* **EXERCISE DETAILS**
Go through each line of the records below and count those with the word "name"; give only the total.

= = = =

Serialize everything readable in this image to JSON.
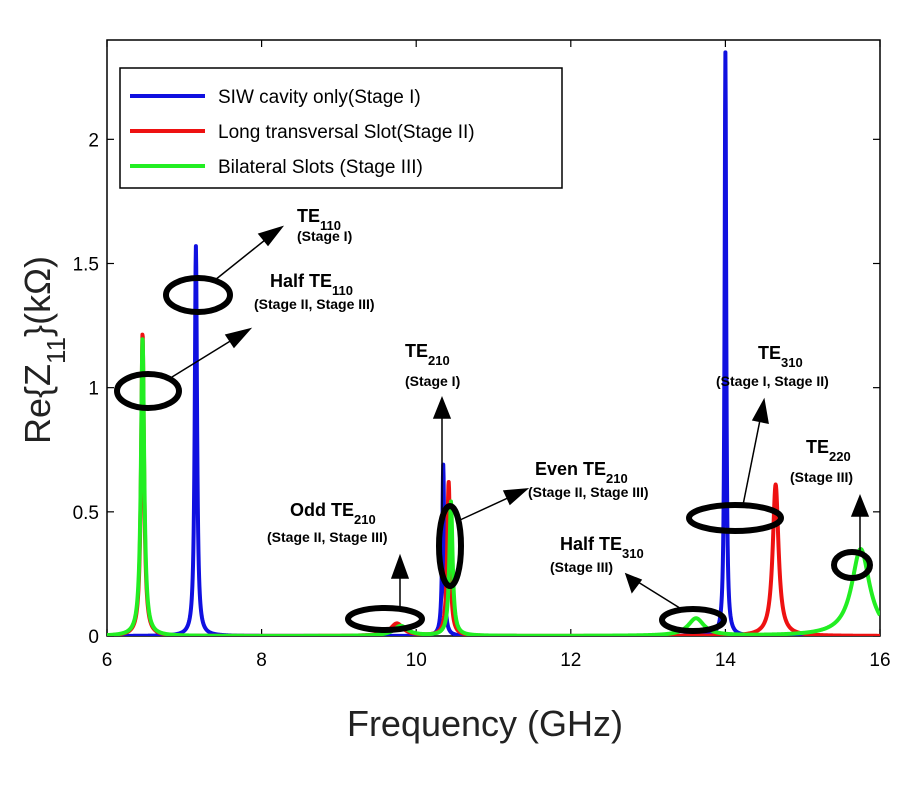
{
  "chart_data": {
    "type": "line",
    "title": "",
    "xlabel": "Frequency (GHz)",
    "ylabel_prefix": "Re{Z",
    "ylabel_sub": "11",
    "ylabel_suffix": "}(kΩ)",
    "xlim": [
      6,
      16
    ],
    "ylim": [
      0,
      2.4
    ],
    "xticks": [
      6,
      8,
      10,
      12,
      14,
      16
    ],
    "xtick_labels": [
      "6",
      "8",
      "10",
      "12",
      "14",
      "16"
    ],
    "yticks": [
      0,
      0.5,
      1,
      1.5,
      2
    ],
    "ytick_labels": [
      "0",
      "0.5",
      "1",
      "1.5",
      "2"
    ],
    "legend_position": "top-left",
    "series": [
      {
        "name": "SIW cavity only(Stage I)",
        "color": "#1010e0",
        "peaks": [
          {
            "f0": 7.15,
            "h": 1.57,
            "w": 0.035
          },
          {
            "f0": 10.35,
            "h": 0.69,
            "w": 0.03
          },
          {
            "f0": 14.0,
            "h": 2.35,
            "w": 0.025
          }
        ]
      },
      {
        "name": "Long transversal Slot(Stage II)",
        "color": "#ee1111",
        "peaks": [
          {
            "f0": 6.46,
            "h": 1.22,
            "w": 0.045
          },
          {
            "f0": 9.75,
            "h": 0.05,
            "w": 0.2
          },
          {
            "f0": 10.42,
            "h": 0.62,
            "w": 0.045
          },
          {
            "f0": 14.65,
            "h": 0.61,
            "w": 0.09
          }
        ]
      },
      {
        "name": "Bilateral Slots (Stage III)",
        "color": "#22ee22",
        "peaks": [
          {
            "f0": 6.46,
            "h": 1.2,
            "w": 0.05
          },
          {
            "f0": 9.8,
            "h": 0.04,
            "w": 0.22
          },
          {
            "f0": 10.45,
            "h": 0.54,
            "w": 0.05
          },
          {
            "f0": 13.62,
            "h": 0.07,
            "w": 0.25
          },
          {
            "f0": 15.75,
            "h": 0.35,
            "w": 0.28
          }
        ]
      }
    ],
    "annotations": [
      {
        "id": "te110",
        "mode": "TE",
        "sub": "110",
        "stage": "(Stage I)"
      },
      {
        "id": "half-te110",
        "mode": "Half TE",
        "sub": "110",
        "stage": "(Stage II, Stage III)"
      },
      {
        "id": "te210",
        "mode": "TE",
        "sub": "210",
        "stage": "(Stage I)"
      },
      {
        "id": "odd-te210",
        "mode": "Odd TE",
        "sub": "210",
        "stage": "(Stage II, Stage III)"
      },
      {
        "id": "even-te210",
        "mode": "Even TE",
        "sub": "210",
        "stage": "(Stage II, Stage III)"
      },
      {
        "id": "half-te310",
        "mode": "Half TE",
        "sub": "310",
        "stage": "(Stage III)"
      },
      {
        "id": "te310",
        "mode": "TE",
        "sub": "310",
        "stage": "(Stage I, Stage II)"
      },
      {
        "id": "te220",
        "mode": "TE",
        "sub": "220",
        "stage": "(Stage III)"
      }
    ]
  }
}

= = = =

* **RESULT**
3